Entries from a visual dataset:
——————————

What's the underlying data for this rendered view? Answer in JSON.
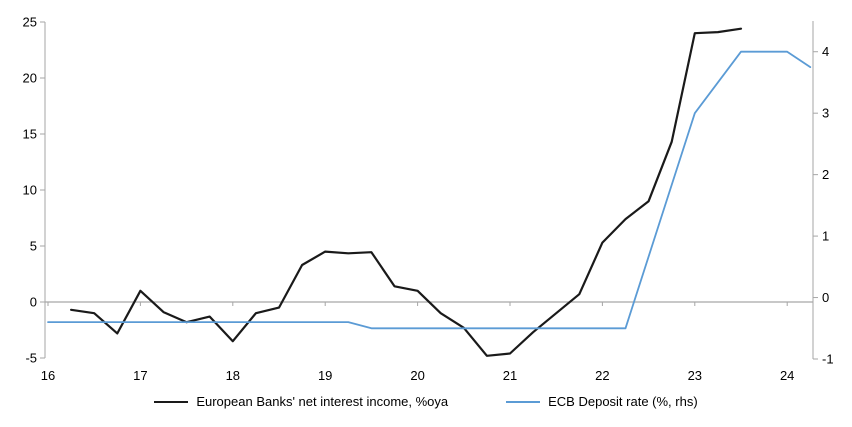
{
  "chart_data": {
    "type": "line",
    "title": "",
    "x_axis": {
      "ticks": [
        "16",
        "17",
        "18",
        "19",
        "20",
        "21",
        "22",
        "23",
        "24"
      ],
      "tick_values": [
        16,
        17,
        18,
        19,
        20,
        21,
        22,
        23,
        24
      ],
      "range": [
        16,
        24.28
      ]
    },
    "left_y_axis": {
      "ticks": [
        "-5",
        "0",
        "5",
        "10",
        "15",
        "20",
        "25"
      ],
      "tick_values": [
        -5,
        0,
        5,
        10,
        15,
        20,
        25
      ],
      "range": [
        -5,
        25
      ]
    },
    "right_y_axis": {
      "ticks": [
        "-1",
        "0",
        "1",
        "2",
        "3",
        "4"
      ],
      "tick_values": [
        -1,
        0,
        1,
        2,
        3,
        4
      ],
      "range": [
        -1,
        4.5
      ]
    },
    "grid": "zero-line-only",
    "legend_position": "bottom-center",
    "series": [
      {
        "name": "European Banks' net interest income, %oya",
        "axis": "left",
        "color": "#1a1a1a",
        "x": [
          16.25,
          16.5,
          16.75,
          17.0,
          17.25,
          17.5,
          17.75,
          18.0,
          18.25,
          18.5,
          18.75,
          19.0,
          19.25,
          19.5,
          19.75,
          20.0,
          20.25,
          20.5,
          20.75,
          21.0,
          21.25,
          21.5,
          21.75,
          22.0,
          22.25,
          22.5,
          22.75,
          23.0,
          23.25,
          23.5
        ],
        "values": [
          -0.7,
          -1.0,
          -2.8,
          1.0,
          -0.9,
          -1.8,
          -1.3,
          -3.5,
          -1.0,
          -0.5,
          3.3,
          4.5,
          4.35,
          4.45,
          1.4,
          1.0,
          -1.0,
          -2.3,
          -4.8,
          -4.6,
          -2.7,
          -1.0,
          0.7,
          5.3,
          7.4,
          9.0,
          14.3,
          24.0,
          24.1,
          24.4
        ]
      },
      {
        "name": "ECB Deposit rate (%, rhs)",
        "axis": "right",
        "color": "#5b9bd5",
        "x": [
          16.0,
          19.25,
          19.5,
          22.25,
          23.0,
          23.5,
          24.0,
          24.25
        ],
        "values": [
          -0.4,
          -0.4,
          -0.5,
          -0.5,
          3.0,
          4.0,
          4.0,
          3.75
        ]
      }
    ]
  },
  "colors": {
    "axis": "#a6a6a6",
    "zero_line": "#a6a6a6",
    "text": "#000000",
    "background": "#ffffff"
  }
}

——————————

- [Direction]
Write out the entries above verbatim; the pictures do not belong in your copy.

- [Written response]
What's the underlying data for this rendered view? Answer in JSON.
{
  "chart_data": {
    "type": "line",
    "title": "",
    "x_axis": {
      "ticks": [
        "16",
        "17",
        "18",
        "19",
        "20",
        "21",
        "22",
        "23",
        "24"
      ],
      "tick_values": [
        16,
        17,
        18,
        19,
        20,
        21,
        22,
        23,
        24
      ],
      "range": [
        16,
        24.28
      ]
    },
    "left_y_axis": {
      "ticks": [
        "-5",
        "0",
        "5",
        "10",
        "15",
        "20",
        "25"
      ],
      "tick_values": [
        -5,
        0,
        5,
        10,
        15,
        20,
        25
      ],
      "range": [
        -5,
        25
      ]
    },
    "right_y_axis": {
      "ticks": [
        "-1",
        "0",
        "1",
        "2",
        "3",
        "4"
      ],
      "tick_values": [
        -1,
        0,
        1,
        2,
        3,
        4
      ],
      "range": [
        -1,
        4.5
      ]
    },
    "grid": "zero-line-only",
    "legend_position": "bottom-center",
    "series": [
      {
        "name": "European Banks' net interest income, %oya",
        "axis": "left",
        "color": "#1a1a1a",
        "x": [
          16.25,
          16.5,
          16.75,
          17.0,
          17.25,
          17.5,
          17.75,
          18.0,
          18.25,
          18.5,
          18.75,
          19.0,
          19.25,
          19.5,
          19.75,
          20.0,
          20.25,
          20.5,
          20.75,
          21.0,
          21.25,
          21.5,
          21.75,
          22.0,
          22.25,
          22.5,
          22.75,
          23.0,
          23.25,
          23.5
        ],
        "values": [
          -0.7,
          -1.0,
          -2.8,
          1.0,
          -0.9,
          -1.8,
          -1.3,
          -3.5,
          -1.0,
          -0.5,
          3.3,
          4.5,
          4.35,
          4.45,
          1.4,
          1.0,
          -1.0,
          -2.3,
          -4.8,
          -4.6,
          -2.7,
          -1.0,
          0.7,
          5.3,
          7.4,
          9.0,
          14.3,
          24.0,
          24.1,
          24.4
        ]
      },
      {
        "name": "ECB Deposit rate (%, rhs)",
        "axis": "right",
        "color": "#5b9bd5",
        "x": [
          16.0,
          19.25,
          19.5,
          22.25,
          23.0,
          23.5,
          24.0,
          24.25
        ],
        "values": [
          -0.4,
          -0.4,
          -0.5,
          -0.5,
          3.0,
          4.0,
          4.0,
          3.75
        ]
      }
    ]
  },
  "colors": {
    "axis": "#a6a6a6",
    "zero_line": "#a6a6a6",
    "text": "#000000",
    "background": "#ffffff"
  }
}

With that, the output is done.